REQUIREMENTS -> Search the data for the string "galt" and gather each line it is in.
⟨
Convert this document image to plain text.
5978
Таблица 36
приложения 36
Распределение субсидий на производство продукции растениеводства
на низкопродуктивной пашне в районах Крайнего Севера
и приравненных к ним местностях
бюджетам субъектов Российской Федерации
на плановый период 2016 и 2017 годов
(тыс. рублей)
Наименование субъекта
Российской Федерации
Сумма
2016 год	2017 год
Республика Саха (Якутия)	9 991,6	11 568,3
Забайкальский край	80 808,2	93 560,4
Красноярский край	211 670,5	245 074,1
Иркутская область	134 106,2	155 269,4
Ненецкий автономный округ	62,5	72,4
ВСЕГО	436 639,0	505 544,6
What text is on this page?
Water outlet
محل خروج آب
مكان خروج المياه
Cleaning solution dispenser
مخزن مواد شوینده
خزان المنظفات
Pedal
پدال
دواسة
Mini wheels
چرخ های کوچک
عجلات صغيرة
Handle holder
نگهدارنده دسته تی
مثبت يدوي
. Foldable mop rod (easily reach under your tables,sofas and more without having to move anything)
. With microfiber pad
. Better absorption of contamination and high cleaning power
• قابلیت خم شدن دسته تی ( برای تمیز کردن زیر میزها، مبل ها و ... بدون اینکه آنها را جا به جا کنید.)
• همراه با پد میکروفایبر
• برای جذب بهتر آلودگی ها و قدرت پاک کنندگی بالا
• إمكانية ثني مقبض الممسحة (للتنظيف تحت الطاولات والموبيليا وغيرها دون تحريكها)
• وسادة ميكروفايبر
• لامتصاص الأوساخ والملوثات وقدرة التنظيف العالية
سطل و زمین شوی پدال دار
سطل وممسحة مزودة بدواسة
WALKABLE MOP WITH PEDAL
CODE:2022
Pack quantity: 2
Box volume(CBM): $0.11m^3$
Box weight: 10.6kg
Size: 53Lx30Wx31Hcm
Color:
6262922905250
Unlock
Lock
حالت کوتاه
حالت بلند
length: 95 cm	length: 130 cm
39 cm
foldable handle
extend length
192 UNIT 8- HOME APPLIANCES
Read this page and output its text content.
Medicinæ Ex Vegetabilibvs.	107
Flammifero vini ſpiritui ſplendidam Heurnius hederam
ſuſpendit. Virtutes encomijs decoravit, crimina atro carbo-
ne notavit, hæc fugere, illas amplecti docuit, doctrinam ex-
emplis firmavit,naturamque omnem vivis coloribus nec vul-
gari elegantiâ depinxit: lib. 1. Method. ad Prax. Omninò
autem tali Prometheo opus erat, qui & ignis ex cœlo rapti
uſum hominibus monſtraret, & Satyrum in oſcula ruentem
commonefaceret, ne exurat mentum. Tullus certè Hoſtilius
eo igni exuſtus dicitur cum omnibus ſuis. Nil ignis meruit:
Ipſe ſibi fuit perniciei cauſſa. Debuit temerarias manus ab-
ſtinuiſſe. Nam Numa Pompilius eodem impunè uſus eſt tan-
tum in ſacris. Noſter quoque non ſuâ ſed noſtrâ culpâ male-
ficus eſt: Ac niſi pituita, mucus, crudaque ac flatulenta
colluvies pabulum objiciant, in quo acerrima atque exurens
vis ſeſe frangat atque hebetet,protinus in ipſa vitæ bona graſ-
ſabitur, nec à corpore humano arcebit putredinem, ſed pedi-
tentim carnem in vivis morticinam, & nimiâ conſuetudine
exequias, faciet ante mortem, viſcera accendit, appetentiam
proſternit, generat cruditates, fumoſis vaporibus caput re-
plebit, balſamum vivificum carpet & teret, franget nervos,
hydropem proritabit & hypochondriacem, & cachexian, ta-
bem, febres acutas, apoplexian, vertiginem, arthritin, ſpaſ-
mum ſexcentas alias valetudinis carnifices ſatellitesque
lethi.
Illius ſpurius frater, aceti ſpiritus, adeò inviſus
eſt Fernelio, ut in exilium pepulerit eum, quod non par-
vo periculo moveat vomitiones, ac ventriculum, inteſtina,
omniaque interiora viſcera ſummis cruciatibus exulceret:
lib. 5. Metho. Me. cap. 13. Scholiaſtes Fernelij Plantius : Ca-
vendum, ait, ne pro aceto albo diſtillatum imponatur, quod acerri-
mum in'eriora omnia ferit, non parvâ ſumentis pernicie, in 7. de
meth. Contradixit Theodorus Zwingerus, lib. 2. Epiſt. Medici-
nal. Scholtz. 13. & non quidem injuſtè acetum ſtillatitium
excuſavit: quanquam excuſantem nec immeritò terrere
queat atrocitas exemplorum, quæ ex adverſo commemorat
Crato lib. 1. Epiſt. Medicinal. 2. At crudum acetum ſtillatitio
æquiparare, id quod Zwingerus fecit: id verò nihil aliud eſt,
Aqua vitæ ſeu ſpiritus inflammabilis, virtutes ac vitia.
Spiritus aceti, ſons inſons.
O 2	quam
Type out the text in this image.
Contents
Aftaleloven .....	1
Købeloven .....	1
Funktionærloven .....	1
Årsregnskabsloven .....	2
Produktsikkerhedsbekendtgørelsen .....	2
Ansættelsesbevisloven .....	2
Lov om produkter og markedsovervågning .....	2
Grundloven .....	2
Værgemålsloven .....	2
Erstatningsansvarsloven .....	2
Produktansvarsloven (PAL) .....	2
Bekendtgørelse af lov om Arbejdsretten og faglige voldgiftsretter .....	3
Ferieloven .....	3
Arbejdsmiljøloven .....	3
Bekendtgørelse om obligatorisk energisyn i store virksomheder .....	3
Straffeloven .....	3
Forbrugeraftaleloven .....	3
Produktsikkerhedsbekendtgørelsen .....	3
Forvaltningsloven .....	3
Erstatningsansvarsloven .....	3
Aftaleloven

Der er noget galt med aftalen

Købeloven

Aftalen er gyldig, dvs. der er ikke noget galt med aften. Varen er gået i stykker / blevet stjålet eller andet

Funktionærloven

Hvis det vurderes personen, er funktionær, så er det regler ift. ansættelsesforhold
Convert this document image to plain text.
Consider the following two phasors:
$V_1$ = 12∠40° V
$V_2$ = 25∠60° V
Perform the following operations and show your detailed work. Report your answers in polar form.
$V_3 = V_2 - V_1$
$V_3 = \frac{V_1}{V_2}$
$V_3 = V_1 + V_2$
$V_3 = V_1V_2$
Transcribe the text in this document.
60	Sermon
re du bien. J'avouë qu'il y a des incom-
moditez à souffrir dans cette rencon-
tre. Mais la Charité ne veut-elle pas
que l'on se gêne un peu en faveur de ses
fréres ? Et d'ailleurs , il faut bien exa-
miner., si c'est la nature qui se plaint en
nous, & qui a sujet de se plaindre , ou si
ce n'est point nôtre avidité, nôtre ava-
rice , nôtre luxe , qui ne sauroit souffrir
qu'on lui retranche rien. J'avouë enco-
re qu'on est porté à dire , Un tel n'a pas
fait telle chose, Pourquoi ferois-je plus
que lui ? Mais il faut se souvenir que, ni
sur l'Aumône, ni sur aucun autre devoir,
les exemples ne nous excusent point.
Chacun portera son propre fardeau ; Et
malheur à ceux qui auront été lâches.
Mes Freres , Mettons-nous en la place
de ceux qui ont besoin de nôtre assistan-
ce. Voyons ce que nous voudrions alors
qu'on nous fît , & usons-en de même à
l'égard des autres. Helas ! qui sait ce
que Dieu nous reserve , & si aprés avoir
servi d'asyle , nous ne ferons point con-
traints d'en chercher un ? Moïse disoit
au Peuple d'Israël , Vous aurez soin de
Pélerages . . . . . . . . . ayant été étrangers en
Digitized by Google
⟩
OUTPUT OF THE EXERCISE ->
Der er noget galt med aftalen
Aftalen er gyldig, dvs. der er ikke noget galt med aften. Varen er gået i stykker / blevet stjålet eller andet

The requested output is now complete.